**** PASSAGE CITÉ

LIEUX DE NAISSANCES DES PLOUGUERNEENS en 1876 et 1911
1 – La Commune de Plouguerneau
Au bord de la Manche, Plouguerneau est bordée par quarante-cinq kilomètres d’une côte escarpée et parfois dangereuse à la navigation.
A Plouguerneau, comme souvent dans les communes côtières du Léon, la campagne se compose d’une zone « Arvor » et d’une zone « Ménez ».
Pour Plouguerneau, l’Arvor couvre une bande de 1 à 2 km le long de la côte et le Ménez l’intérieur de la commune, le bourg étant le lien entre ces deux zones.
Pour Plouguerneau, les recensements disponibles sont ceux des années 1836 à 1911. Sur cette période, la population de la commune passe de 5 550 habitants en 1836 à 5 820 habitants en 1911 (avec un pic à plus de 6 200 habitants en 1851).
Cela représente une moyenne de 140 habitants au km2 mais pouvant aller jusqu’à 300 habitants au km2 dans la zone côtière.
2 – Qui est né hors de Plouguerneau
Le but de cet article est de référencer le nombre et le lieu de naissance des habitants nés sur une autre commune.
Pour cela, nous avons travaillé sur les recensements de 1876 et 1911 qui précisent le lieu de naissance des habitants.
On pourra voir que les non nés sur la commune sont principalement des agriculteurs, femmes à la ferme, journaliers, domestiques, … venant des communes limitrophes.
Le mariage est la principale raison de la venue de ces personnes nées hors de la commune.
Le seconde raison est à rechercher dans les métiers demandant des compétences n’existant pas sur la commune : Curé-Vicaires, Instituteurs, Gardiens de phare, Douaniers, … Dans ce cas, le lieu de naissance peut même se trouver hors du département.
Comme nous l’avons vu dans les articles précédents, Plouguerneau est une commune agricole.

********
**** EXTRAIT DE DONNÉES

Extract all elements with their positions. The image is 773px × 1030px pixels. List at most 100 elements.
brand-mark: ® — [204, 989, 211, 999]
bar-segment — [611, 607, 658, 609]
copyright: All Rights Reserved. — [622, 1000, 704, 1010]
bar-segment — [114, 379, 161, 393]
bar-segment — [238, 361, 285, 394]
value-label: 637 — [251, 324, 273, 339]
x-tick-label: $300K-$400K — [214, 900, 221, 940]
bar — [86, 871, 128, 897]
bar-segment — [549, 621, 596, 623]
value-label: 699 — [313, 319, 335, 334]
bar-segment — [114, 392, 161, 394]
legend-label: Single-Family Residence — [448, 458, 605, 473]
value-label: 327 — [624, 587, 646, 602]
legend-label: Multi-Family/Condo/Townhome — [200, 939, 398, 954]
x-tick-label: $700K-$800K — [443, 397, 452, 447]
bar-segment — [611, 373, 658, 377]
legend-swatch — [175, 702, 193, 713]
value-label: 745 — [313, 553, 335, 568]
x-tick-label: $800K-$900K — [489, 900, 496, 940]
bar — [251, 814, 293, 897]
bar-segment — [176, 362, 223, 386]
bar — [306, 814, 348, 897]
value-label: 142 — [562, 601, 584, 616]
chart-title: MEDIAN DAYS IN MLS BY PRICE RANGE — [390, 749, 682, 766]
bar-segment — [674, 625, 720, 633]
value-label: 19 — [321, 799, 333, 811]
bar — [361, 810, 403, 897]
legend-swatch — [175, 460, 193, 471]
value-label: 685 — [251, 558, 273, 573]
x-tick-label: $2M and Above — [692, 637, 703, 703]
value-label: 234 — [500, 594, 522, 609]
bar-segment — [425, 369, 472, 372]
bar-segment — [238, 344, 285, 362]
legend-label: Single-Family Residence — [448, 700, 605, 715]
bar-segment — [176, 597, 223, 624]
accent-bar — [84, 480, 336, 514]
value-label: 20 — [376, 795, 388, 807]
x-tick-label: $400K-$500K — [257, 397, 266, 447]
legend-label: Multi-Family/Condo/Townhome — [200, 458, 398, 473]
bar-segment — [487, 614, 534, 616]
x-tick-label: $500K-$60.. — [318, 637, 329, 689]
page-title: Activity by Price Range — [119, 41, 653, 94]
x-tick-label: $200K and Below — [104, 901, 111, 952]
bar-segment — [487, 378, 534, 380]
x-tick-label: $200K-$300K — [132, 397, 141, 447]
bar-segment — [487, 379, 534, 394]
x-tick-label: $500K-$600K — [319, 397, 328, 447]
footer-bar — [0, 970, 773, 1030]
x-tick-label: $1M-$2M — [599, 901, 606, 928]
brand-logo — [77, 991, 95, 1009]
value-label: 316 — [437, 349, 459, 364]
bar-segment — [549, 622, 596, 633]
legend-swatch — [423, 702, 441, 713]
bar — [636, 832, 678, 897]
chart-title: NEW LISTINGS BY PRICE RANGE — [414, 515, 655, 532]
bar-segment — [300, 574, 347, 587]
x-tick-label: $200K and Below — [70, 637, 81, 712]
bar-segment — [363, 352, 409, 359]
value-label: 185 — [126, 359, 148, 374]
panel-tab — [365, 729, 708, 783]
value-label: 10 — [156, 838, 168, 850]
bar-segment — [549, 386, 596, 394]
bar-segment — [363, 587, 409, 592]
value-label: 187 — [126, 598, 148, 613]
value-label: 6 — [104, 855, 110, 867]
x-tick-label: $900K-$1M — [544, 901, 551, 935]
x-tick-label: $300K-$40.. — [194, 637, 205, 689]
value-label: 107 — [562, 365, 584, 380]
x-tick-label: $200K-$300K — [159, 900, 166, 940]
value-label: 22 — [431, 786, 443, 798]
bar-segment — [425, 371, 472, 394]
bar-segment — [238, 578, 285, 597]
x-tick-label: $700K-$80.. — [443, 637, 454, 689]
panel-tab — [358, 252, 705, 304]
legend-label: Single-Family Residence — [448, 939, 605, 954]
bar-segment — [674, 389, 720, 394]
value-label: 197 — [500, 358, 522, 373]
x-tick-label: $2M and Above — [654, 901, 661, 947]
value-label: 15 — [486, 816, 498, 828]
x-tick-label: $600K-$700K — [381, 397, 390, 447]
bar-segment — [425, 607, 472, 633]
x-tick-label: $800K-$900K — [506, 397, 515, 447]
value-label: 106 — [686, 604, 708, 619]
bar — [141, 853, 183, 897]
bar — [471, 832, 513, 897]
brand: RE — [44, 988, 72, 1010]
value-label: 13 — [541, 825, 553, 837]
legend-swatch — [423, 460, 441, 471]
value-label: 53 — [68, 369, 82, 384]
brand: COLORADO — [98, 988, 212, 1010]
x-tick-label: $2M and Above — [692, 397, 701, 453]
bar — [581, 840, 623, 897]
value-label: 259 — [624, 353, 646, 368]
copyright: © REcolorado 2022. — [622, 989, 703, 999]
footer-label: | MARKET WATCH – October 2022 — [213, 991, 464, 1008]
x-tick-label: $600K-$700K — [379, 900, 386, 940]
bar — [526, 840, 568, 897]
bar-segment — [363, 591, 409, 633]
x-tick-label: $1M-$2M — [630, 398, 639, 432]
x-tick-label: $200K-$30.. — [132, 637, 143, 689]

********

Recopiez à l'identique, dans le texte sur les lieux de naissance à Plouguerneau, tout ce qui va de « Pour Plouguerneau, l’Arvor » jusqu'à « une autre commune. ».

■ **RÉSULTAT ATTENDU**
Pour Plouguerneau, l’Arvor couvre une bande de 1 à 2 km le long de la côte et le Ménez l’intérieur de la commune, le bourg étant le lien entre ces deux zones.
Pour Plouguerneau, les recensements disponibles sont ceux des années 1836 à 1911. Sur cette période, la population de la commune passe de 5 550 habitants en 1836 à 5 820 habitants en 1911 (avec un pic à plus de 6 200 habitants en 1851).
Cela représente une moyenne de 140 habitants au km2 mais pouvant aller jusqu’à 300 habitants au km2 dans la zone côtière.
2 – Qui est né hors de Plouguerneau
Le but de cet article est de référencer le nombre et le lieu de naissance des habitants nés sur une autre commune.